= TASK BRIEF =
Pictures do not belong in the copy; quote every entry below exactly.

····················

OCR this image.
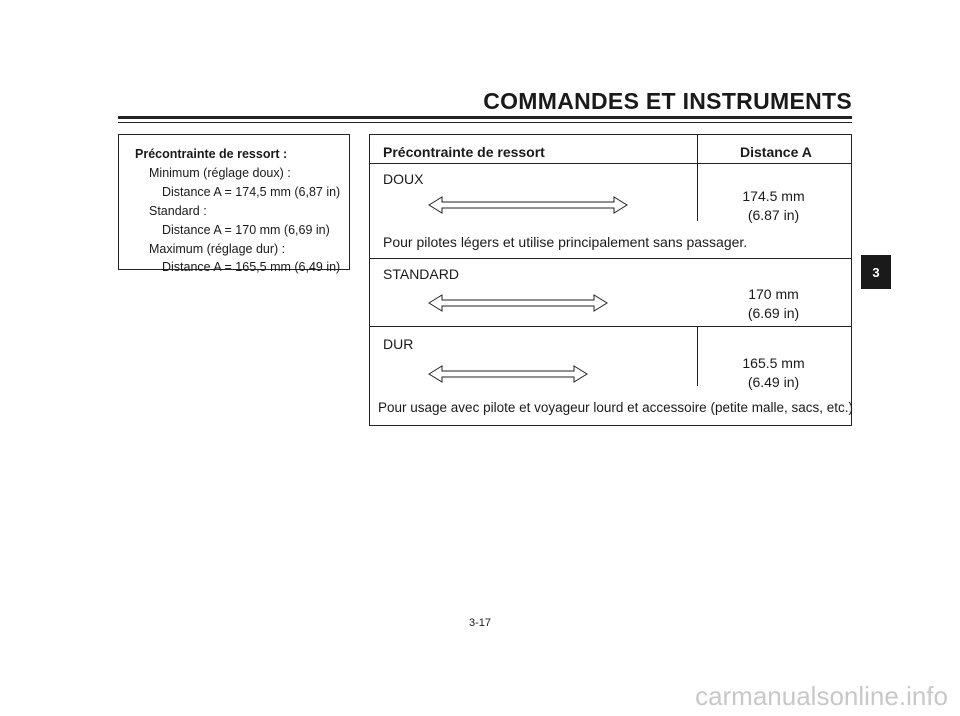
COMMANDES ET INSTRUMENTS
Précontrainte de ressort :
Minimum (réglage doux) :
Distance A = 174,5 mm (6,87 in)
Standard :
Distance A = 170 mm (6,69 in)
Maximum (réglage dur) :
Distance A = 165,5 mm (6,49 in)	3
Précontrainte de ressort	Distance A
DOUX
174.5 mm
(6.87 in)
Pour pilotes légers et utilise principalement sans passager.
STANDARD
170 mm
(6.69 in)
DUR
165.5 mm
(6.49 in)
Pour usage avec pilote et voyageur lourd et accessoire (petite malle, sacs, etc.)
3-17
carmanualsonline.info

····················

= REPLY =
OCR this image.
COMMANDES ET INSTRUMENTS
Précontrainte de ressort :
Minimum (réglage doux) :
Distance A = 174,5 mm (6,87 in)
Standard :
Distance A = 170 mm (6,69 in)
Maximum (réglage dur) :
Distance A = 165,5 mm (6,49 in)	3
Précontrainte de ressort	Distance A
DOUX
174.5 mm
(6.87 in)
Pour pilotes légers et utilise principalement sans passager.
STANDARD
170 mm
(6.69 in)
DUR
165.5 mm
(6.49 in)
Pour usage avec pilote et voyageur lourd et accessoire (petite malle, sacs, etc.)
3-17
carmanualsonline.info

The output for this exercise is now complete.